Stored items
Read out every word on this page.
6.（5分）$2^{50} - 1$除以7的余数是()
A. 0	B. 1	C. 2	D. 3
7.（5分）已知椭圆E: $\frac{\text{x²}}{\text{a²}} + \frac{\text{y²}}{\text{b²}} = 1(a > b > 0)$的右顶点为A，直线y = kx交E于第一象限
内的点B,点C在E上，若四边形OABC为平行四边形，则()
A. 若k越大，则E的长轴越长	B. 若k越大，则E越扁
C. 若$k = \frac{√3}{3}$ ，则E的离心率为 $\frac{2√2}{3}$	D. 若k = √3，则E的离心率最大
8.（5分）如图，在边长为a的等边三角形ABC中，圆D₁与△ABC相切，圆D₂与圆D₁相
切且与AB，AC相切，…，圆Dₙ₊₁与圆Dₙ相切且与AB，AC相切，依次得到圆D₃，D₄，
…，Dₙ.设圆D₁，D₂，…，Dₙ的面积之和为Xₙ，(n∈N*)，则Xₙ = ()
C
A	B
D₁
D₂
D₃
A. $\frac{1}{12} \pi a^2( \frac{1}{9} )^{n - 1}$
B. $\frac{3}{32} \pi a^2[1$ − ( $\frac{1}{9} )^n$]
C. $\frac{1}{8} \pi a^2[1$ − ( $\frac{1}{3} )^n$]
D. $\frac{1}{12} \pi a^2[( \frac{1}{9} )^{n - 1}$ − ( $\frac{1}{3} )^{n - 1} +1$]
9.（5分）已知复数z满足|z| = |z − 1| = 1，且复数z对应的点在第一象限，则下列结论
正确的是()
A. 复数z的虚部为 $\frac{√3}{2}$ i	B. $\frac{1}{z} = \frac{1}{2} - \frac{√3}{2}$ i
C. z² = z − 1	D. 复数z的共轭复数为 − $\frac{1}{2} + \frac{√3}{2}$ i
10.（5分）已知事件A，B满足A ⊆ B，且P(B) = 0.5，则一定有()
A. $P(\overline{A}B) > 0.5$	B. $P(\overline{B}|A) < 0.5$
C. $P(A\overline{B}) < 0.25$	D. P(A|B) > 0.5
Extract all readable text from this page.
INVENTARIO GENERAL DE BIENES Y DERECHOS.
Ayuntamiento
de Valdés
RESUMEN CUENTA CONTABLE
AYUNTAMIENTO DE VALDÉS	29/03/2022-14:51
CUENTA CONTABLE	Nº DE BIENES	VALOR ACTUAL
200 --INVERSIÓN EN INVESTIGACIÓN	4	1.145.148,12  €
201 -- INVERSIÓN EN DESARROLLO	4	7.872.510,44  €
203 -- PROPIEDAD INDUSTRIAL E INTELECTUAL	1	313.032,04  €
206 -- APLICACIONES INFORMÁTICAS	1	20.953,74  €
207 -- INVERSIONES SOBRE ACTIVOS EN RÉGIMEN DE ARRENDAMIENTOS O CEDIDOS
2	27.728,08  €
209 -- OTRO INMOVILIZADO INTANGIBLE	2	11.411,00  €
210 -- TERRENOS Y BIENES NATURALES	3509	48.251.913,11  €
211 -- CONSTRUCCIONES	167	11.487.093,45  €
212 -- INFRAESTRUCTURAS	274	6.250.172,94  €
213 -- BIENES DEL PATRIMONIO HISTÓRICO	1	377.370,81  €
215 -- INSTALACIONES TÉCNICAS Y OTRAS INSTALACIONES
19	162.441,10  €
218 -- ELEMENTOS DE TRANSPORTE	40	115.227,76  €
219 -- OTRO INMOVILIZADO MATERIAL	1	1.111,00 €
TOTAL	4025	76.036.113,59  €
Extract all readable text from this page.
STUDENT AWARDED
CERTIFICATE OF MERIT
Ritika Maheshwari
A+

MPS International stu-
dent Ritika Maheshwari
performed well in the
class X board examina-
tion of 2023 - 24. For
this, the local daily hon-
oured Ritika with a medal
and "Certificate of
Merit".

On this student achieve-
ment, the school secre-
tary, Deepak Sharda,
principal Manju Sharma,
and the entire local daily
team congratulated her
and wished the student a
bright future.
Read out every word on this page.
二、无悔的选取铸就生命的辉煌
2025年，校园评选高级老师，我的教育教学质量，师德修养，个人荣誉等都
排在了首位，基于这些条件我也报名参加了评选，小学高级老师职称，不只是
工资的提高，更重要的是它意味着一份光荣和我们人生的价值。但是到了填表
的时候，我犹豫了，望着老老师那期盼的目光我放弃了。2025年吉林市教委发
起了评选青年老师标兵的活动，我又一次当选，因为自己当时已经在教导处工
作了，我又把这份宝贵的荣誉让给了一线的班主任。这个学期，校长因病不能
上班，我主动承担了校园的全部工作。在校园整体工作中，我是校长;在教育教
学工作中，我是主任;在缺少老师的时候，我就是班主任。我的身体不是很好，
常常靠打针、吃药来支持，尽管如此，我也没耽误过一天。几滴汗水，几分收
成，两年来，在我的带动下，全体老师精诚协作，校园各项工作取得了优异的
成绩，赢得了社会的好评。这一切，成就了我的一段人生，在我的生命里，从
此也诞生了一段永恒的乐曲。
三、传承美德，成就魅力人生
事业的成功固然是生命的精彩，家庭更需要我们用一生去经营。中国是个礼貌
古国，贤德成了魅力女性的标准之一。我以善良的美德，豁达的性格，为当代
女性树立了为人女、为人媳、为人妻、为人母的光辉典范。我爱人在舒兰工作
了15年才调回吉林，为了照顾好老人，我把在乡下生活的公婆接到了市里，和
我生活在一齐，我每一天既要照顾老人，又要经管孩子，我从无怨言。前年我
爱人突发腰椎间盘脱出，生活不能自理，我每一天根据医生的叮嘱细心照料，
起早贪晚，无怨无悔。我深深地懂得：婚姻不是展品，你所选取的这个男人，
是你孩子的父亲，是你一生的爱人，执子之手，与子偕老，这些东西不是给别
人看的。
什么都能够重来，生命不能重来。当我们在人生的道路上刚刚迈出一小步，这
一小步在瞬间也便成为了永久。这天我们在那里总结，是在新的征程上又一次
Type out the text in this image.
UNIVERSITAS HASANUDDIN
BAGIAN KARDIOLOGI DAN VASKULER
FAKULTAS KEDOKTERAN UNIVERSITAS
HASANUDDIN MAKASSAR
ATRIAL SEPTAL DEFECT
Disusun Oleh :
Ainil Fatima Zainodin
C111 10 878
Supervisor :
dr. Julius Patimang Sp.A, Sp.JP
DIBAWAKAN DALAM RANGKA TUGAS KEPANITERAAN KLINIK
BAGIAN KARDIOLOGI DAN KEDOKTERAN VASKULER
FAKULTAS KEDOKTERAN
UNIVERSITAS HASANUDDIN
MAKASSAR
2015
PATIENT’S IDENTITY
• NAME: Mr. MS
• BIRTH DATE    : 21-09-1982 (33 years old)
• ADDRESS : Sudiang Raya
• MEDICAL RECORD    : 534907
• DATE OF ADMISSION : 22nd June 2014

- What the exercise asks: Report every line containing the word "frac" from the listing above.

- Solution for this problem:
7.（5分）已知椭圆E: $\frac{\text{x²}}{\text{a²}} + \frac{\text{y²}}{\text{b²}} = 1(a > b > 0)$的右顶点为A，直线y = kx交E于第一象限
C. 若$k = \frac{√3}{3}$ ，则E的离心率为 $\frac{2√2}{3}$	D. 若k = √3，则E的离心率最大
A. $\frac{1}{12} \pi a^2( \frac{1}{9} )^{n - 1}$
B. $\frac{3}{32} \pi a^2[1$ − ( $\frac{1}{9} )^n$]
C. $\frac{1}{8} \pi a^2[1$ − ( $\frac{1}{3} )^n$]
D. $\frac{1}{12} \pi a^2[( \frac{1}{9} )^{n - 1}$ − ( $\frac{1}{3} )^{n - 1} +1$]
A. 复数z的虚部为 $\frac{√3}{2}$ i	B. $\frac{1}{z} = \frac{1}{2} - \frac{√3}{2}$ i
C. z² = z − 1	D. 复数z的共轭复数为 − $\frac{1}{2} + \frac{√3}{2}$ i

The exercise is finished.